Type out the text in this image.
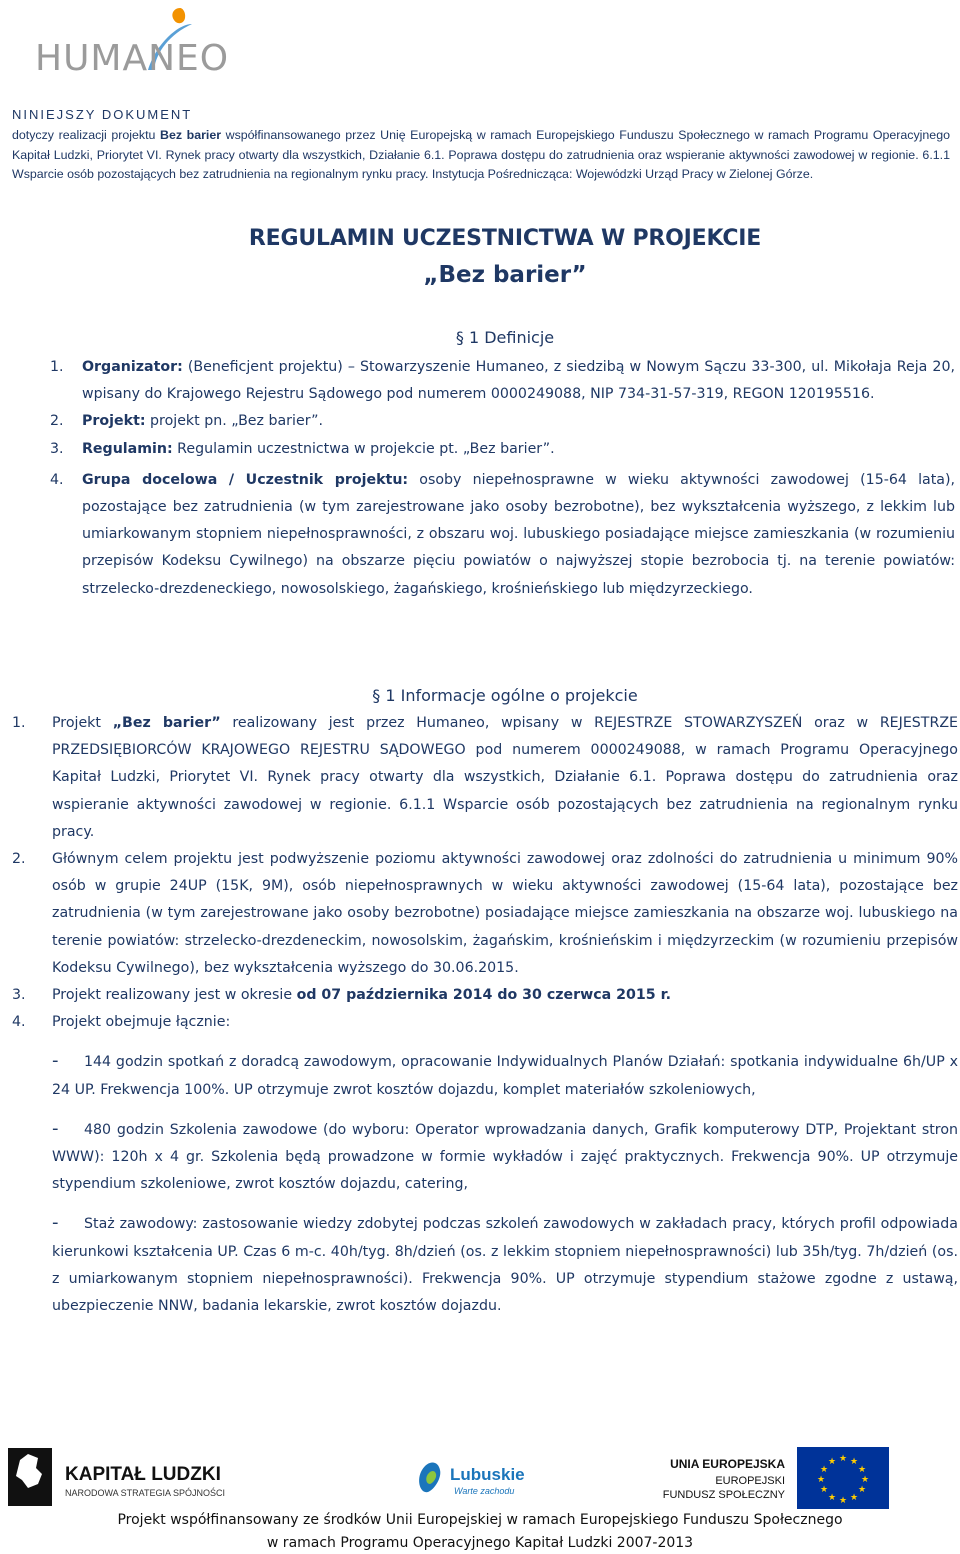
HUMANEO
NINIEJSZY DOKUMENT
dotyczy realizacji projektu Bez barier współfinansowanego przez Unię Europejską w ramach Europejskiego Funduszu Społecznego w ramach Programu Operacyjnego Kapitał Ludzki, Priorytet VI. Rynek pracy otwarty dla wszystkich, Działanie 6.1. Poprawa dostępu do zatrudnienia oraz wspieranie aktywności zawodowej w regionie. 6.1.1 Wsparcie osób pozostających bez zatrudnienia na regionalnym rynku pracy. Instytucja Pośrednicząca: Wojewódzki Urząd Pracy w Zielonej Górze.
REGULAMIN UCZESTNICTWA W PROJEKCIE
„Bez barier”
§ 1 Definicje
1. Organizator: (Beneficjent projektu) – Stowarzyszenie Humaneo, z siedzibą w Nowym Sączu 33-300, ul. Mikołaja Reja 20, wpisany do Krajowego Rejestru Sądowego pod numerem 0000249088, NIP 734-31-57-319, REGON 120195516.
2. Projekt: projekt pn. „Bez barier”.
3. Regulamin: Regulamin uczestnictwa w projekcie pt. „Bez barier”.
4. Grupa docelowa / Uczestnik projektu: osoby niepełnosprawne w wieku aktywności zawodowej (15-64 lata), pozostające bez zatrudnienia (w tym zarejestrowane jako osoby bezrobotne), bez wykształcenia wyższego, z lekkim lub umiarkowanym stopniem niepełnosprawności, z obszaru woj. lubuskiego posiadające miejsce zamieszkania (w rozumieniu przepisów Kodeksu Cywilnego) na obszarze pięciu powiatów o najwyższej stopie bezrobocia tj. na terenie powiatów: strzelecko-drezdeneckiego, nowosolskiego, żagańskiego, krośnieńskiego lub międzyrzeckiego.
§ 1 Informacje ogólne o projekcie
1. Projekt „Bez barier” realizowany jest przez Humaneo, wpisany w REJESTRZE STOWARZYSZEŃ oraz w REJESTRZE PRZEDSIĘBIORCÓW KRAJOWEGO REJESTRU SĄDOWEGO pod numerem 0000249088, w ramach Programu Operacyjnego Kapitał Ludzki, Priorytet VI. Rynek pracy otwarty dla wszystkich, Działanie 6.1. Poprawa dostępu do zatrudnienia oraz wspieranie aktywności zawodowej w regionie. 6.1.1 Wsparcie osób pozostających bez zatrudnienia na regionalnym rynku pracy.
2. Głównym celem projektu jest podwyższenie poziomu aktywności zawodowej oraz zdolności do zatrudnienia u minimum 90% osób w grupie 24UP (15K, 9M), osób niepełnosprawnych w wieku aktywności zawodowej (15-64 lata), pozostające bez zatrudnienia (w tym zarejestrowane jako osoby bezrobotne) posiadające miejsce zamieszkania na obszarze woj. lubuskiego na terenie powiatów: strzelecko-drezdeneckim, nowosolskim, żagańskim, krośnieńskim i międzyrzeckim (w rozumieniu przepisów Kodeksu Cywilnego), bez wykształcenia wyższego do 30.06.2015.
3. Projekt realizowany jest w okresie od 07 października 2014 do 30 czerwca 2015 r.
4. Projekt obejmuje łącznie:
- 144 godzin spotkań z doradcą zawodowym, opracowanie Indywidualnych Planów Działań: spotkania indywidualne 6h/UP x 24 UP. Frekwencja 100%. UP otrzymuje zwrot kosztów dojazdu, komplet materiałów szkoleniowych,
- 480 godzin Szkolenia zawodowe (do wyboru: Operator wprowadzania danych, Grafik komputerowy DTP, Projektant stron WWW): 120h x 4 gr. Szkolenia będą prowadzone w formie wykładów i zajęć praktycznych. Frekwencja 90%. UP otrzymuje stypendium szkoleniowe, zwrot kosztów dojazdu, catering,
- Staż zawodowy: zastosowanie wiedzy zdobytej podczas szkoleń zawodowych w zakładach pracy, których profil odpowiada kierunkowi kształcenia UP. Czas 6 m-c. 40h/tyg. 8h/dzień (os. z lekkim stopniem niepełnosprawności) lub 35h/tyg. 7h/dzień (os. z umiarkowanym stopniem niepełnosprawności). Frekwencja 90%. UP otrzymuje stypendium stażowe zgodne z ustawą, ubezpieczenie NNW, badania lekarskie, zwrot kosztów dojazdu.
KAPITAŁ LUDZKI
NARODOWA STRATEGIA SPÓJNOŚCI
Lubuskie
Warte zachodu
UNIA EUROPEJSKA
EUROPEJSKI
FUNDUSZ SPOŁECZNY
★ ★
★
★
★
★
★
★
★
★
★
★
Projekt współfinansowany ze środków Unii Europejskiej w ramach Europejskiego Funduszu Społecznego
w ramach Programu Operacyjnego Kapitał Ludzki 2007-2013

=-=-=

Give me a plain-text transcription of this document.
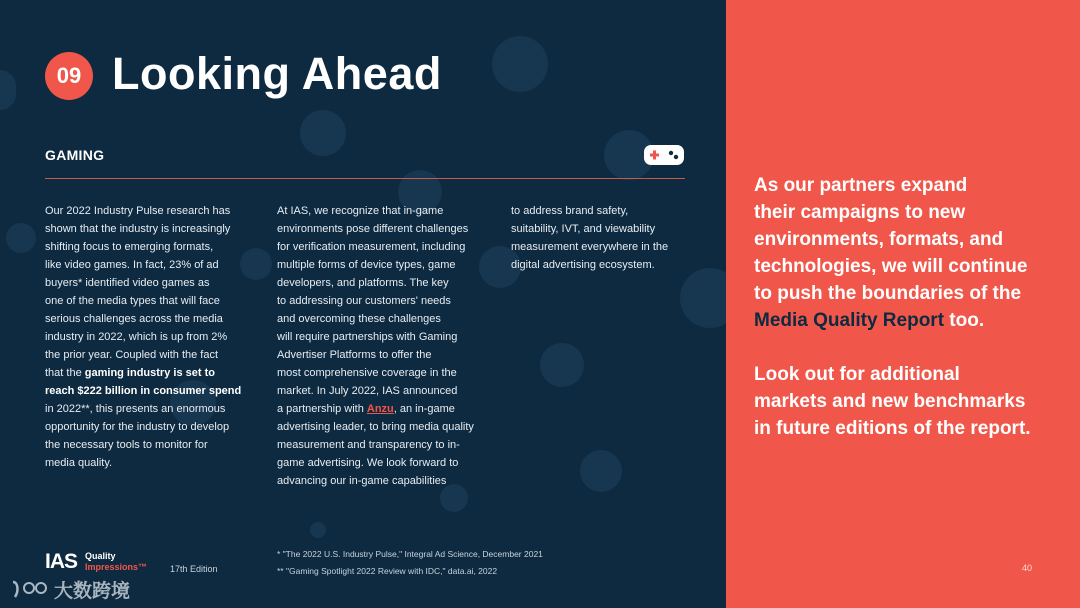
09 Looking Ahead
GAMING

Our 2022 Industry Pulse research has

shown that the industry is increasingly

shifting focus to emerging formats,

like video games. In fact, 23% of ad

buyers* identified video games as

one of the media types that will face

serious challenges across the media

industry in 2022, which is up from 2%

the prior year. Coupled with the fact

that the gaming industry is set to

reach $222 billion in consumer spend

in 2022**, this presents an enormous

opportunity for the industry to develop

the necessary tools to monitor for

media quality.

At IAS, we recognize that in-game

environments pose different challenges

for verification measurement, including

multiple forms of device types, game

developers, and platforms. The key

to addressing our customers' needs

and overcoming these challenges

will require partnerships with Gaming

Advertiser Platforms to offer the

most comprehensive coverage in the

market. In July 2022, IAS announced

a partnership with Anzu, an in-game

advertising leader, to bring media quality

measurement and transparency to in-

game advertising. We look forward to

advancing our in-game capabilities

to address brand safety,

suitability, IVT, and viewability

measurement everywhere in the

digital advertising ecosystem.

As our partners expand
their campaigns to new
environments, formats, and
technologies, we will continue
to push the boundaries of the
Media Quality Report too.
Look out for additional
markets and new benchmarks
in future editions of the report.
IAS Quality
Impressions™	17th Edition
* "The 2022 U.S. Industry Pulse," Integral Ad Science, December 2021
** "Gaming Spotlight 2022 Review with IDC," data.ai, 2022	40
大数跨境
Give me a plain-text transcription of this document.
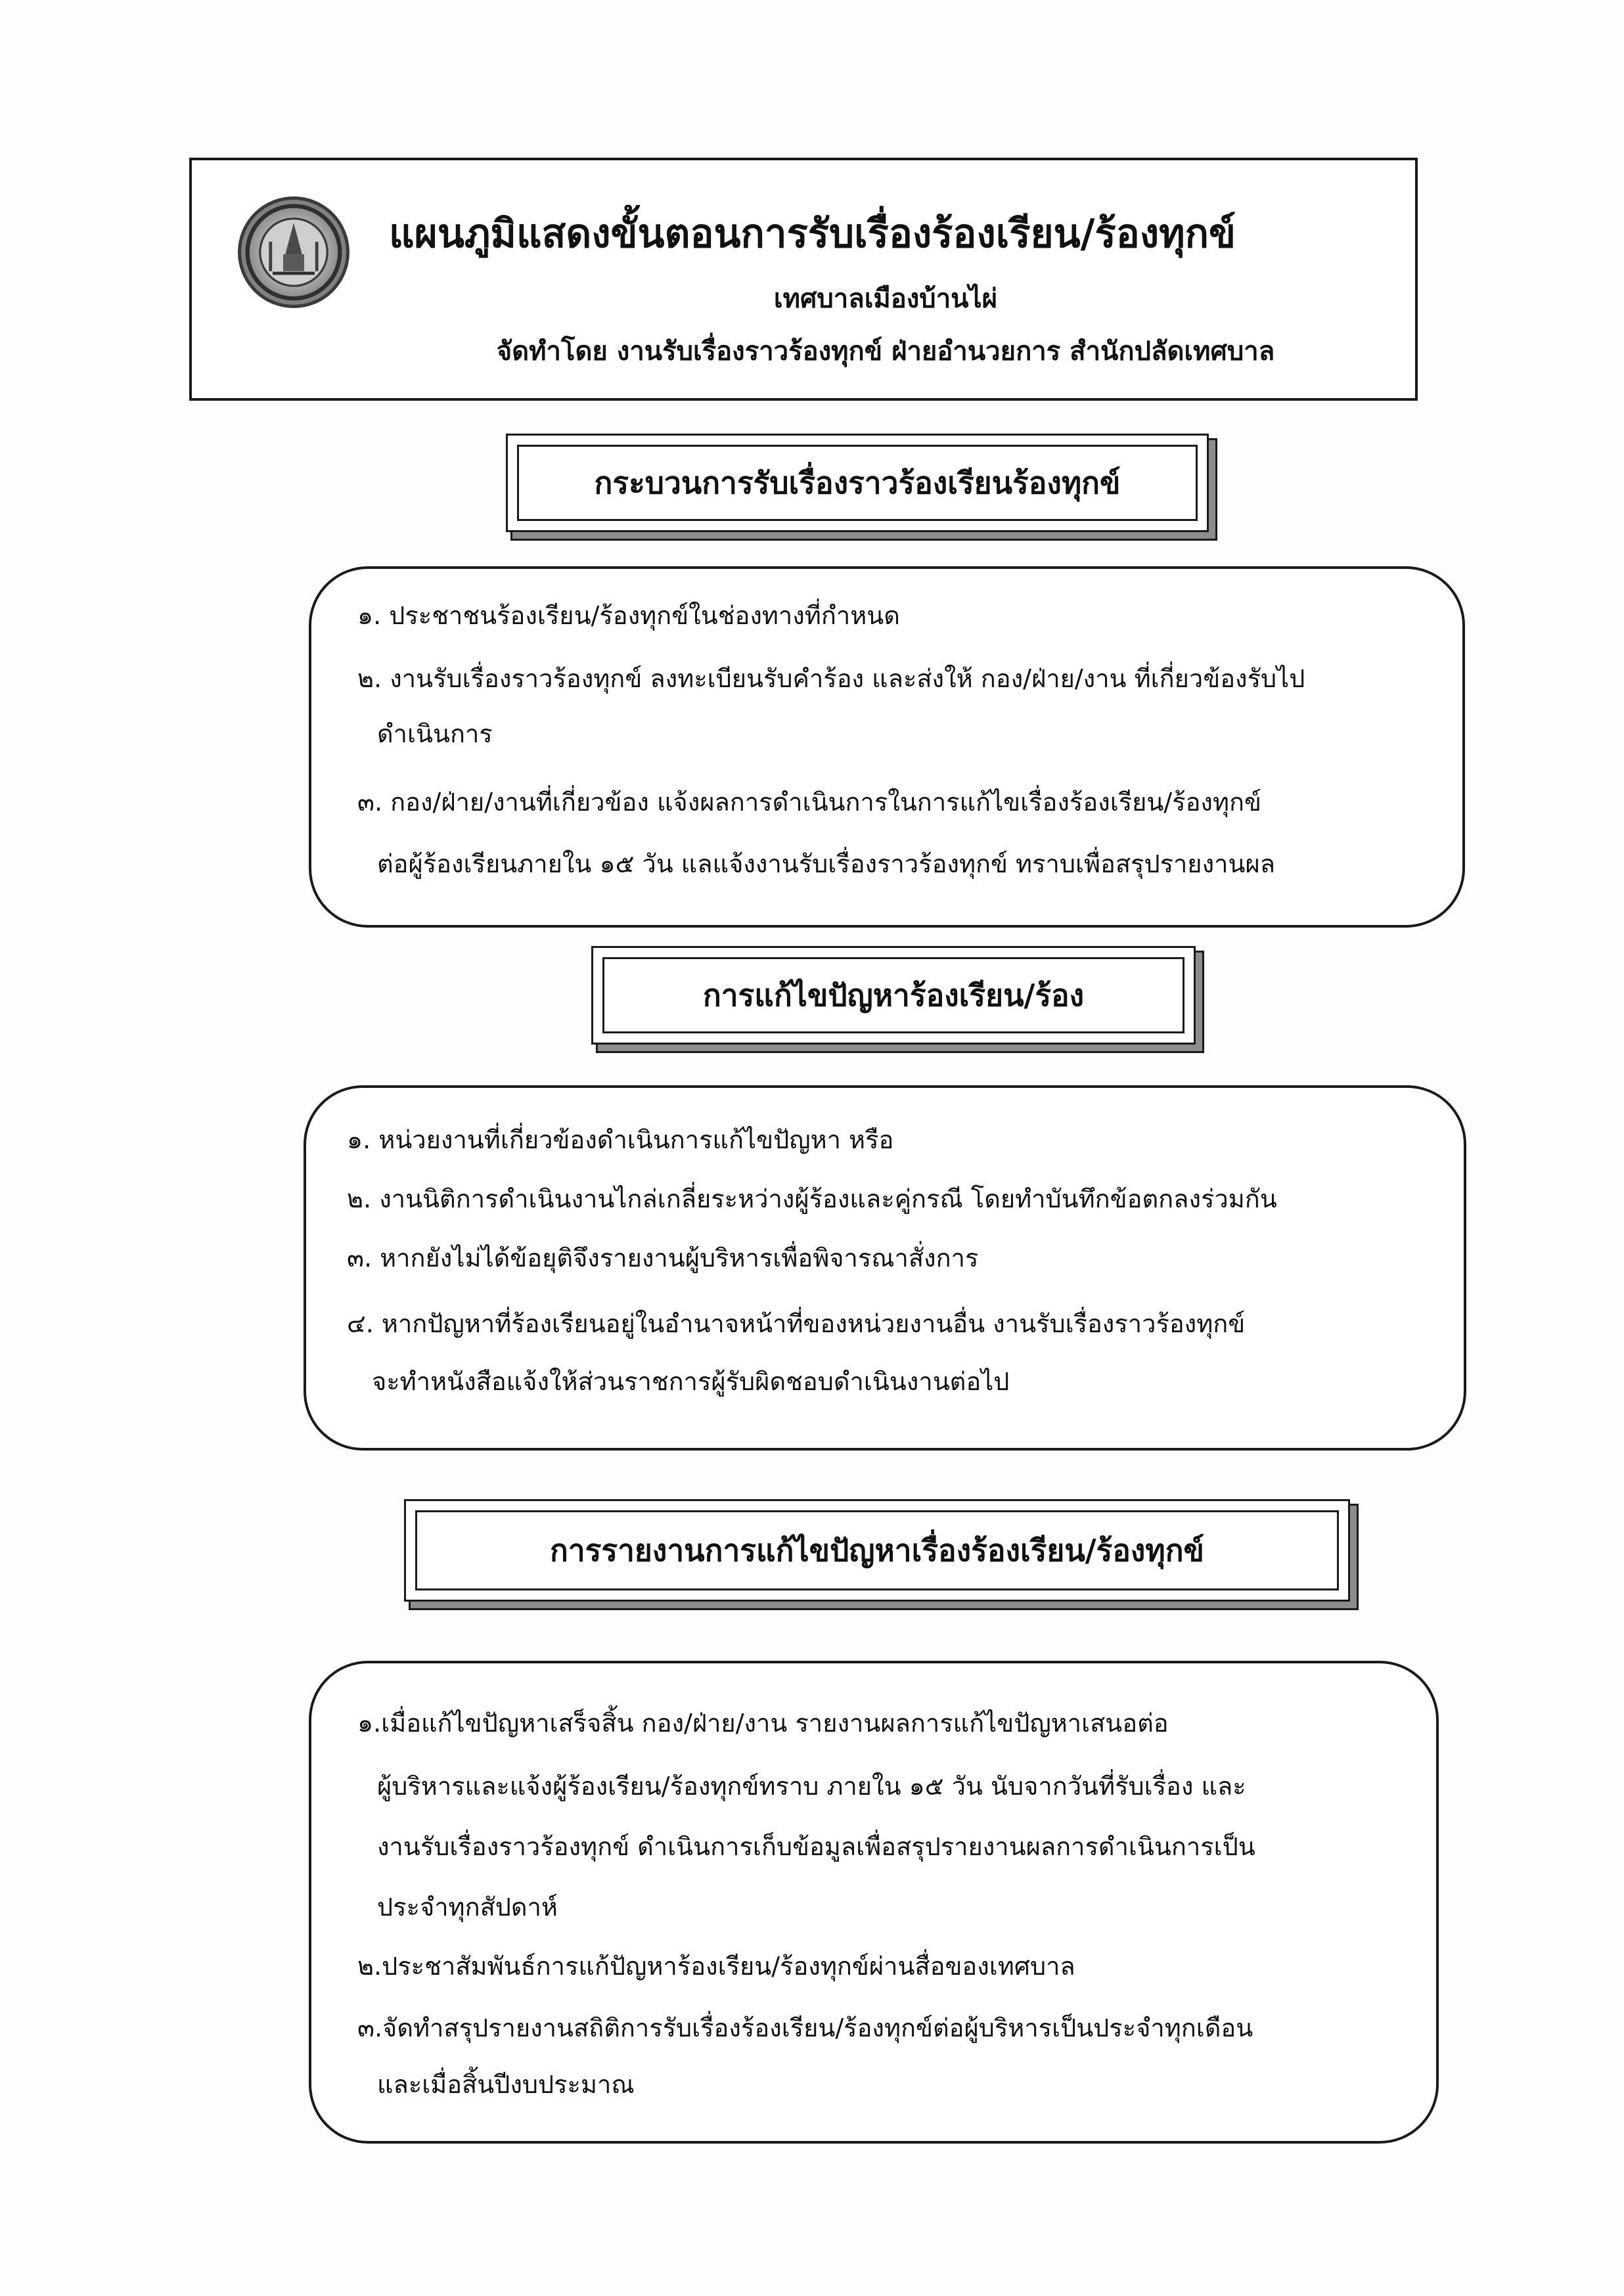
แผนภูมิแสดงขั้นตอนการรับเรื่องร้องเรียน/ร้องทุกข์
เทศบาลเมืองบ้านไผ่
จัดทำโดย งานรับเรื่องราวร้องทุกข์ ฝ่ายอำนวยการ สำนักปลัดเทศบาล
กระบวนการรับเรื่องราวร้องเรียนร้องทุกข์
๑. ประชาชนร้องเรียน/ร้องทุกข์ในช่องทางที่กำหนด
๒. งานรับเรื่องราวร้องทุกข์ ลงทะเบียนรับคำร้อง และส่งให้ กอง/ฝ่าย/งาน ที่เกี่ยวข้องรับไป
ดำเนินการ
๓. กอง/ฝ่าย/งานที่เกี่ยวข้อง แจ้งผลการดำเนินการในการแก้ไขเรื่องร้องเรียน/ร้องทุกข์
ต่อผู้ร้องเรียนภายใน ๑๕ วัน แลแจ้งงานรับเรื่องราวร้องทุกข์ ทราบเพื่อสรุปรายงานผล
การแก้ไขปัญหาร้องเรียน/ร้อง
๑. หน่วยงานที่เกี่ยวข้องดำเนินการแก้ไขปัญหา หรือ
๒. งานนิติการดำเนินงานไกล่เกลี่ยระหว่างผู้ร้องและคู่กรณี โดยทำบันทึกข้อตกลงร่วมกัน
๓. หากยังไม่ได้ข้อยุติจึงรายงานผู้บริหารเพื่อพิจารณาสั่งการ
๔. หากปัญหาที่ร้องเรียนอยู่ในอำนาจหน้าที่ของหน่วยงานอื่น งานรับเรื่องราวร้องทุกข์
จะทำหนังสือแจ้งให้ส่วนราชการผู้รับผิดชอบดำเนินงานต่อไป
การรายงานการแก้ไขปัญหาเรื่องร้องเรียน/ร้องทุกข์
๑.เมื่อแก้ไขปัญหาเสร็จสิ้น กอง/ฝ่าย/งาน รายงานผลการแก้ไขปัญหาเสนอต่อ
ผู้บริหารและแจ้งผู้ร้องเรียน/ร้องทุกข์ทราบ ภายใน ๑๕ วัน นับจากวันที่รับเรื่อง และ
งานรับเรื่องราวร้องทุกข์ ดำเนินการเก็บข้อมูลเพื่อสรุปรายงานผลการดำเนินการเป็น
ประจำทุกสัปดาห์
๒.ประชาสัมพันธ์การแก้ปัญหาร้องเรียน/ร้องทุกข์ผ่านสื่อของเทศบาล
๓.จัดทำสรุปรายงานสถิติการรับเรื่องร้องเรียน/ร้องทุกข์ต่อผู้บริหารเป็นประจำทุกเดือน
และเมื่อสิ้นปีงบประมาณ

=-=-=

Count the lines above that contain the word "types", and reply with only that number.

- [COMPLETED TASK]:
2